■ Exercise directions ■
Using the records provided below, locate and copy each line that contains the word "Number".

[START OF Stored data]

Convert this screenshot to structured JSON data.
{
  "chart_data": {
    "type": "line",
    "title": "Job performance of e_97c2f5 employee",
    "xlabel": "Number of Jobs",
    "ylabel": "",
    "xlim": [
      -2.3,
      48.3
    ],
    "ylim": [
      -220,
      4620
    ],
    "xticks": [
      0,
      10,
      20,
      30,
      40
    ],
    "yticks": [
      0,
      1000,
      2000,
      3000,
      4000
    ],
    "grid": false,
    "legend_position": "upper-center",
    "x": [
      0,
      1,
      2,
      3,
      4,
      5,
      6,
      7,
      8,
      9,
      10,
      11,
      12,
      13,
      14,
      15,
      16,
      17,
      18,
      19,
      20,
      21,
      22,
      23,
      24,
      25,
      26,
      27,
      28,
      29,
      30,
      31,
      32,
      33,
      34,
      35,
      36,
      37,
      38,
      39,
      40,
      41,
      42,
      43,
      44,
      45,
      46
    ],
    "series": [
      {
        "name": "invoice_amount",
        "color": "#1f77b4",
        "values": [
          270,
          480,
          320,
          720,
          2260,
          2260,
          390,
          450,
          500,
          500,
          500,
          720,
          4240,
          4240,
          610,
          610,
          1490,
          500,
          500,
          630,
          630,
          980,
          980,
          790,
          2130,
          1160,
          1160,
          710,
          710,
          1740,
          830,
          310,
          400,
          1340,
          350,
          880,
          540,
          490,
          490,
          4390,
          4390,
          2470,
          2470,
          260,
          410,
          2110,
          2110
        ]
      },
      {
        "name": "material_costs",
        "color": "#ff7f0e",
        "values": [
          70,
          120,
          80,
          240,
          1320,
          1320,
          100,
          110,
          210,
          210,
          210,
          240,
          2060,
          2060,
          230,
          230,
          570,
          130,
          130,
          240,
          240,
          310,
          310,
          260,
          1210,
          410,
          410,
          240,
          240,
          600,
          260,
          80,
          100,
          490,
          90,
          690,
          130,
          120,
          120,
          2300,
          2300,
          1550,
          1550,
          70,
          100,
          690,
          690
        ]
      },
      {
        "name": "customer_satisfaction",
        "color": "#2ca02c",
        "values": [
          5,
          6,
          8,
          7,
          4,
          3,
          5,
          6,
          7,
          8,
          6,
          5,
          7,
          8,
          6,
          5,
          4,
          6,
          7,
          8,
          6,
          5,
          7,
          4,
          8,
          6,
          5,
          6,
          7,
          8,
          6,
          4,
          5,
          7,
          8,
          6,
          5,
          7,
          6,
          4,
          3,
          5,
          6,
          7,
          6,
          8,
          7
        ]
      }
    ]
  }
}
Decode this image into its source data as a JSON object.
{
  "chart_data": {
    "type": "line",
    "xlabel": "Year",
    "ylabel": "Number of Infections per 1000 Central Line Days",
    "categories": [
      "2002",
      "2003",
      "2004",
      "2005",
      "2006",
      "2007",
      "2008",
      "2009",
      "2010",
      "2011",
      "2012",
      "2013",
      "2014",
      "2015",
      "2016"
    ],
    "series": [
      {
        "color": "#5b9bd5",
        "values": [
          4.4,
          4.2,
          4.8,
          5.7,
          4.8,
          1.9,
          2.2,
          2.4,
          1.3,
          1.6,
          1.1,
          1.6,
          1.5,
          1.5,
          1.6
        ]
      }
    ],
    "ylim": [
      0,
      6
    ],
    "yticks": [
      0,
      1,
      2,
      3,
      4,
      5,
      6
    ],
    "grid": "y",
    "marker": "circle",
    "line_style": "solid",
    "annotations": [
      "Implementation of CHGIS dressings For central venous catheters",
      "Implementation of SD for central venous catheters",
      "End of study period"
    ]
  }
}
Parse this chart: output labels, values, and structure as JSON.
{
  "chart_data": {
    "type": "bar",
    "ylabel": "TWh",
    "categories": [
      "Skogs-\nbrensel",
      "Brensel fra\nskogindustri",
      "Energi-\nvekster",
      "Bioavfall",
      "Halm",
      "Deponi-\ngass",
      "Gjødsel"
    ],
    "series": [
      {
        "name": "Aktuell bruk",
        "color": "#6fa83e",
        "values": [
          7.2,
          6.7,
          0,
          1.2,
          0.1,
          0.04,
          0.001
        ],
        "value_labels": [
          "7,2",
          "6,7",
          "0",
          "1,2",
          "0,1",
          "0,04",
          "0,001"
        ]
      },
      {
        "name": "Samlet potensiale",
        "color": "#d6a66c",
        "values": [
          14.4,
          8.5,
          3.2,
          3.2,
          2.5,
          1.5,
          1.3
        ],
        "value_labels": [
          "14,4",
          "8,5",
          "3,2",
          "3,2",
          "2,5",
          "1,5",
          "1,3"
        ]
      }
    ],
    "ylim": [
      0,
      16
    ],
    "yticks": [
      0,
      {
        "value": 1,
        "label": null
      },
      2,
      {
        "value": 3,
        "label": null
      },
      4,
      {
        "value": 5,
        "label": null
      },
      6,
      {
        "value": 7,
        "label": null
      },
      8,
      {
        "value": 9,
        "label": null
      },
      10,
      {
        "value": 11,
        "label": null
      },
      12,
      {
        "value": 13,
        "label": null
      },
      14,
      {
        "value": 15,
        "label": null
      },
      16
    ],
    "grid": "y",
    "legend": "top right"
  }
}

[END OF Stored data]

■ Answer to this task ■
    "xlabel": "Number of Jobs",
    "ylabel": "Number of Infections per 1000 Central Line Days",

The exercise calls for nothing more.